Your goal: Return every record verbatim.

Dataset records

* * * * * * * * *

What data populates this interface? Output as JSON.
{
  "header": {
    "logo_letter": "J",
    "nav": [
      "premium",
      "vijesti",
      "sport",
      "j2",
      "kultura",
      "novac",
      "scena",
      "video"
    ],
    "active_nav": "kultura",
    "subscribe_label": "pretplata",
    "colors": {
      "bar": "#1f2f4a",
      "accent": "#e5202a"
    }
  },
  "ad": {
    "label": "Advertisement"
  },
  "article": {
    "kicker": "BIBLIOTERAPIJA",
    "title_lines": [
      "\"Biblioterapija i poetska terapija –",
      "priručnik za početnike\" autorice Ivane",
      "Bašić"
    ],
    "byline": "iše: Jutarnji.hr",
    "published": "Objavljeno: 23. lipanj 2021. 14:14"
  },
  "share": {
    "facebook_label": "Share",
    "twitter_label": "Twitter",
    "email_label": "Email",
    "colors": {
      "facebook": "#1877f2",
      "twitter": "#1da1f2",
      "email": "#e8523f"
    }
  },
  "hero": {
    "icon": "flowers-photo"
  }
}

* * * * * * * * *

Solved exercise:
What data populates this interface? Output as JSON.
{
  "header": {
    "logo_letter": "J",
    "nav": [
      "premium",
      "vijesti",
      "sport",
      "j2",
      "kultura",
      "novac",
      "scena",
      "video"
    ],
    "active_nav": "kultura",
    "subscribe_label": "pretplata",
    "colors": {
      "bar": "#1f2f4a",
      "accent": "#e5202a"
    }
  },
  "ad": {
    "label": "Advertisement"
  },
  "article": {
    "kicker": "BIBLIOTERAPIJA",
    "title_lines": [
      "\"Biblioterapija i poetska terapija –",
      "priručnik za početnike\" autorice Ivane",
      "Bašić"
    ],
    "byline": "iše: Jutarnji.hr",
    "published": "Objavljeno: 23. lipanj 2021. 14:14"
  },
  "share": {
    "facebook_label": "Share",
    "twitter_label": "Twitter",
    "email_label": "Email",
    "colors": {
      "facebook": "#1877f2",
      "twitter": "#1da1f2",
      "email": "#e8523f"
    }
  },
  "hero": {
    "icon": "flowers-photo"
  }
}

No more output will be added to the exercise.